Exercise requirements: Below is a block of data; give all of it again word for word.

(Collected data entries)
☆ ☆ ☆ ☆ ☆

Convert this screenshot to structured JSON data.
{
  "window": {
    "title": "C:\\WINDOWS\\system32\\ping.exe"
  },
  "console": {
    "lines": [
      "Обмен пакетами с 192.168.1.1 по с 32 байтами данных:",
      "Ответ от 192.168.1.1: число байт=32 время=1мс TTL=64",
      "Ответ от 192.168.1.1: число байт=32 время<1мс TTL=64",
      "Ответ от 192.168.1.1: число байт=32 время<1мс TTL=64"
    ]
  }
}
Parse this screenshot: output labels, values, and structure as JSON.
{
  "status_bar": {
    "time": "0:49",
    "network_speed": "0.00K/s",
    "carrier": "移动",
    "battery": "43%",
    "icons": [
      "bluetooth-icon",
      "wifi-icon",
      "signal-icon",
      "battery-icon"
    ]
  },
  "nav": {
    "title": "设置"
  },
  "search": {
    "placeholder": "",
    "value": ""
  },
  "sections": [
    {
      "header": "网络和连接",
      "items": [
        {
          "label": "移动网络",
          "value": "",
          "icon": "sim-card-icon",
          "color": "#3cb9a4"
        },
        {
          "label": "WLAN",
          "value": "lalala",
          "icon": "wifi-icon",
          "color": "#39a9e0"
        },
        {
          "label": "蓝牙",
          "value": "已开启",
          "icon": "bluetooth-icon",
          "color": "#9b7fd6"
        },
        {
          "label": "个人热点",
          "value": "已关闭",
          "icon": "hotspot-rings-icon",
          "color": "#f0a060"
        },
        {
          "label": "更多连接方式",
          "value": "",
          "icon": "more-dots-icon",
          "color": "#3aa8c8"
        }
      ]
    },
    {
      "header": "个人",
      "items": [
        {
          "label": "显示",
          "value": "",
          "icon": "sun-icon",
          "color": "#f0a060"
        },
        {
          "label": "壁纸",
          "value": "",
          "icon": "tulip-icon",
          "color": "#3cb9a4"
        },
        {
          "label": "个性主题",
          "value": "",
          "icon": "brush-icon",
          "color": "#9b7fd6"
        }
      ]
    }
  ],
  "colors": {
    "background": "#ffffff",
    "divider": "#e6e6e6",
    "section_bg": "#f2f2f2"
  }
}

☆ ☆ ☆ ☆ ☆

Task answer:
Convert this screenshot to structured JSON data.
{
  "window": {
    "title": "C:\\WINDOWS\\system32\\ping.exe"
  },
  "console": {
    "lines": [
      "Обмен пакетами с 192.168.1.1 по с 32 байтами данных:",
      "Ответ от 192.168.1.1: число байт=32 время=1мс TTL=64",
      "Ответ от 192.168.1.1: число байт=32 время<1мс TTL=64",
      "Ответ от 192.168.1.1: число байт=32 время<1мс TTL=64"
    ]
  }
}
Parse this screenshot: output labels, values, and structure as JSON.
{
  "status_bar": {
    "time": "0:49",
    "network_speed": "0.00K/s",
    "carrier": "移动",
    "battery": "43%",
    "icons": [
      "bluetooth-icon",
      "wifi-icon",
      "signal-icon",
      "battery-icon"
    ]
  },
  "nav": {
    "title": "设置"
  },
  "search": {
    "placeholder": "",
    "value": ""
  },
  "sections": [
    {
      "header": "网络和连接",
      "items": [
        {
          "label": "移动网络",
          "value": "",
          "icon": "sim-card-icon",
          "color": "#3cb9a4"
        },
        {
          "label": "WLAN",
          "value": "lalala",
          "icon": "wifi-icon",
          "color": "#39a9e0"
        },
        {
          "label": "蓝牙",
          "value": "已开启",
          "icon": "bluetooth-icon",
          "color": "#9b7fd6"
        },
        {
          "label": "个人热点",
          "value": "已关闭",
          "icon": "hotspot-rings-icon",
          "color": "#f0a060"
        },
        {
          "label": "更多连接方式",
          "value": "",
          "icon": "more-dots-icon",
          "color": "#3aa8c8"
        }
      ]
    },
    {
      "header": "个人",
      "items": [
        {
          "label": "显示",
          "value": "",
          "icon": "sun-icon",
          "color": "#f0a060"
        },
        {
          "label": "壁纸",
          "value": "",
          "icon": "tulip-icon",
          "color": "#3cb9a4"
        },
        {
          "label": "个性主题",
          "value": "",
          "icon": "brush-icon",
          "color": "#9b7fd6"
        }
      ]
    }
  ],
  "colors": {
    "background": "#ffffff",
    "divider": "#e6e6e6",
    "section_bg": "#f2f2f2"
  }
}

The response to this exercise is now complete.